**Objectif 1:** Renvoyez sans aucune modification les lignes du jeu de données, de la ligne qui contient "alt-ylabel: ALT(IU/L) [370, 474, 382, 521]" jusqu'à celle qui contient "ast-ytick-100: 100 [80, 493, 98, 505]", toutes deux incluses.

**Extrait de page:**
==================================================
Le maréchal, à l’exemple de l’immense majorité des fonctionnaires de cette époque, avait insulté à l’Empereur déchu ; comme eux, maintenant, il insultait à la Restauration tombée[1]. Si de tels faits aident à comprendre le profond dégoût de Napoléon pour les hommes, ils ne justifient pourtant pas le mépris qu’il affectait, assure-t-on, pour l’espèce humaine. Étaient-ils donc vils et lâches, ces Bourguignons, ces Champenois, ces Lorrains, ouvriers ou paysans, qui se levèrent en 1814 contre l’invasion ; ces héroïques soldats qui, se battant chaque jour un contre dix, tant que dura la campagne de France, devaient bientôt se précipiter encore au-devant de l’ennemi, et tomber, martyrs ignorés, aux champs de Ligny et de Waterloo ?

Au même moment où le maréchal Augereau abandonnait la cause royale, et deux jours après que le duc de Bourbon eut quitté furtivement la rade de Paimbœuf, la duchesse d’Angoulême s’embarquait, à son tour, à l’embouchure de la Gironde.
==================================================
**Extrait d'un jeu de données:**

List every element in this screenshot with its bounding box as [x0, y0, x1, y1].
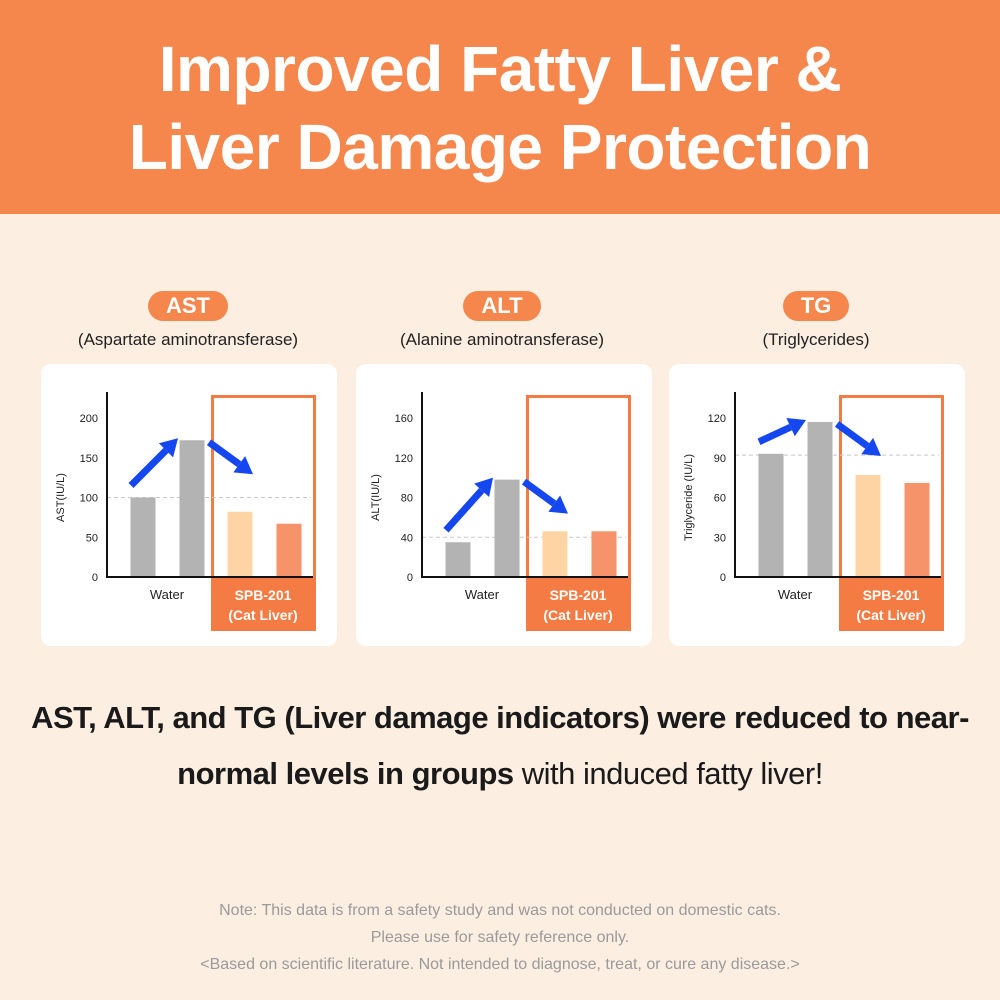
alt-ylabel: ALT(IU/L) [370, 474, 382, 521]
tg-bar-2 [807, 421, 833, 577]
chart-ast: 0 50 100 150 200 AST(IU/L) Water SPB-201 (Cat Li… [55, 392, 316, 631]
summary-text: AST, ALT, and TG (Liver damage indicator… [0, 690, 1000, 802]
ast-xlabel-water: Water [150, 587, 185, 602]
ast-bar-3 [227, 511, 253, 577]
ast-bar-4 [276, 523, 302, 577]
chart-card-ast: 0 50 100 150 200 AST(IU/L) Water SPB-201 (Cat Li… [41, 364, 337, 646]
tg-xlabel-spb-1: SPB-201 [863, 587, 920, 603]
ast-ytick-150: 150 [80, 453, 98, 465]
alt-up-arrow-head [474, 477, 493, 497]
alt-ytick-0: 0 [407, 572, 413, 584]
alt-down-arrow-shaft [521, 478, 557, 507]
alt-down-arrow-head [548, 495, 568, 514]
alt-ytick-80: 80 [401, 493, 413, 505]
ast-bar-2 [179, 440, 205, 577]
ast-ytick-100: 100 [80, 493, 98, 505]
chart-alt: 0 40 80 120 160 ALT(IU/L) Water SPB-201 (Cat Liv… [370, 392, 631, 631]
panel-heading-tg: TG (Triglycerides) [666, 291, 966, 351]
tg-ytick-30: 30 [714, 532, 726, 544]
alt-spb-label-bg [526, 577, 631, 631]
tg-down-arrow-shaft [834, 421, 870, 449]
subtitle-tg: (Triglycerides) [762, 330, 870, 349]
tg-up-arrow [757, 418, 806, 445]
alt-xlabel-spb-1: SPB-201 [550, 587, 607, 603]
tg-up-arrow-head [786, 418, 806, 437]
ast-up-arrow-head [158, 438, 178, 458]
panel-heading-alt: ALT (Alanine aminotransferase) [352, 291, 652, 351]
tg-down-arrow-head [861, 437, 881, 456]
ast-bar-1 [130, 497, 156, 577]
note-line-3: <Based on scientific literature. Not int… [200, 956, 800, 973]
tg-ytick-120: 120 [708, 413, 726, 425]
tg-down-arrow [834, 421, 881, 456]
badge-alt: ALT [463, 291, 541, 321]
tg-spb-label-bg [839, 577, 944, 631]
tg-xlabel-water: Water [778, 587, 813, 602]
ast-xlabel-spb-1: SPB-201 [235, 587, 292, 603]
alt-xlabel-water: Water [465, 587, 500, 602]
ast-up-arrow-shaft [128, 447, 169, 488]
ast-ylabel: AST(IU/L) [55, 473, 67, 522]
badge-tg: TG [782, 291, 850, 321]
chart-tg: 0 30 60 90 120 Triglyceride (IU/L) Water SPB-20… [683, 392, 944, 631]
alt-ytick-40: 40 [401, 532, 413, 544]
summary-regular: with induced fatty liver! [513, 756, 824, 791]
note-line-1: Note: This data is from a safety study a… [219, 902, 781, 919]
tg-bar-3 [855, 474, 881, 577]
ast-down-arrow-shaft [206, 439, 242, 468]
page-title: Improved Fatty Liver & Liver Damage Prot… [0, 30, 1000, 186]
ast-spb-label-bg [211, 577, 316, 631]
note-line-2: Please use for safety reference only. [370, 929, 630, 946]
chart-card-tg: 0 30 60 90 120 Triglyceride (IU/L) Water SPB-20… [669, 364, 965, 646]
title-line-1: Improved Fatty Liver & [158, 33, 842, 105]
alt-xlabel-spb-2: (Cat Liver) [543, 607, 612, 623]
badge-ast: AST [148, 291, 228, 321]
subtitle-ast: (Aspartate aminotransferase) [77, 330, 299, 349]
ast-down-arrow [206, 439, 253, 475]
alt-ytick-120: 120 [395, 453, 413, 465]
tg-ytick-90: 90 [714, 453, 726, 465]
tg-bar-4 [904, 482, 930, 577]
alt-bar-1 [445, 542, 471, 577]
alt-ytick-160: 160 [395, 413, 413, 425]
ast-ytick-0: 0 [92, 572, 98, 584]
tg-ylabel: Triglyceride (IU/L) [683, 454, 695, 541]
chart-card-alt: 0 40 80 120 160 ALT(IU/L) Water SPB-201 (Cat Liv… [356, 364, 652, 646]
tg-ytick-0: 0 [720, 572, 726, 584]
alt-bar-2 [494, 479, 520, 577]
subtitle-alt: (Alanine aminotransferase) [399, 330, 605, 349]
alt-up-arrow [443, 477, 493, 533]
alt-bar-4 [591, 531, 617, 577]
ast-ytick-50: 50 [86, 532, 98, 544]
alt-down-arrow [521, 478, 568, 514]
disclaimer-note: Note: This data is from a safety study a… [0, 897, 1000, 978]
ast-down-arrow-head [233, 456, 253, 475]
tg-up-arrow-shaft [757, 423, 793, 445]
title-line-2: Liver Damage Protection [128, 111, 872, 183]
summary-bold: AST, ALT, and TG (Liver damage indicator… [31, 700, 969, 791]
ast-ytick-200: 200 [80, 413, 98, 425]
tg-bar-1 [758, 453, 784, 577]
header-banner: Improved Fatty Liver & Liver Damage Prot… [0, 0, 1000, 214]
panel-heading-ast: AST (Aspartate aminotransferase) [38, 291, 338, 351]
alt-up-arrow-shaft [443, 487, 485, 533]
tg-xlabel-spb-2: (Cat Liver) [856, 607, 925, 623]
ast-up-arrow [128, 438, 178, 488]
tg-ytick-60: 60 [714, 493, 726, 505]
alt-bar-3 [542, 531, 568, 577]
ast-xlabel-spb-2: (Cat Liver) [228, 607, 297, 623]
==================================================
**Objectif 2:** Quelles personnes l'extrait sur la chute de l'Empire et de la Restauration désigne-t-il par leur nom ou leur titre ? Donnez-les toutes.

**Réponse 1:**
alt-ylabel: ALT(IU/L) [370, 474, 382, 521]
tg-bar-2 [807, 421, 833, 577]
chart-ast: 0 50 100 150 200 AST(IU/L) Water SPB-201 (Cat Li… [55, 392, 316, 631]
summary-text: AST, ALT, and TG (Liver damage indicator… [0, 690, 1000, 802]
ast-xlabel-water: Water [150, 587, 185, 602]
ast-bar-3 [227, 511, 253, 577]
ast-bar-4 [276, 523, 302, 577]
chart-card-ast: 0 50 100 150 200 AST(IU/L) Water SPB-201 (Cat Li… [41, 364, 337, 646]
tg-xlabel-spb-1: SPB-201 [863, 587, 920, 603]
ast-ytick-150: 150 [80, 453, 98, 465]
alt-up-arrow-head [474, 477, 493, 497]
alt-ytick-0: 0 [407, 572, 413, 584]
alt-down-arrow-shaft [521, 478, 557, 507]
alt-down-arrow-head [548, 495, 568, 514]
alt-ytick-80: 80 [401, 493, 413, 505]
ast-bar-2 [179, 440, 205, 577]
ast-ytick-100: 100 [80, 493, 98, 505]

**Réponse 2:** Napoléon, le maréchal Augereau, le duc de Bourbon, la duchesse d'Angoulême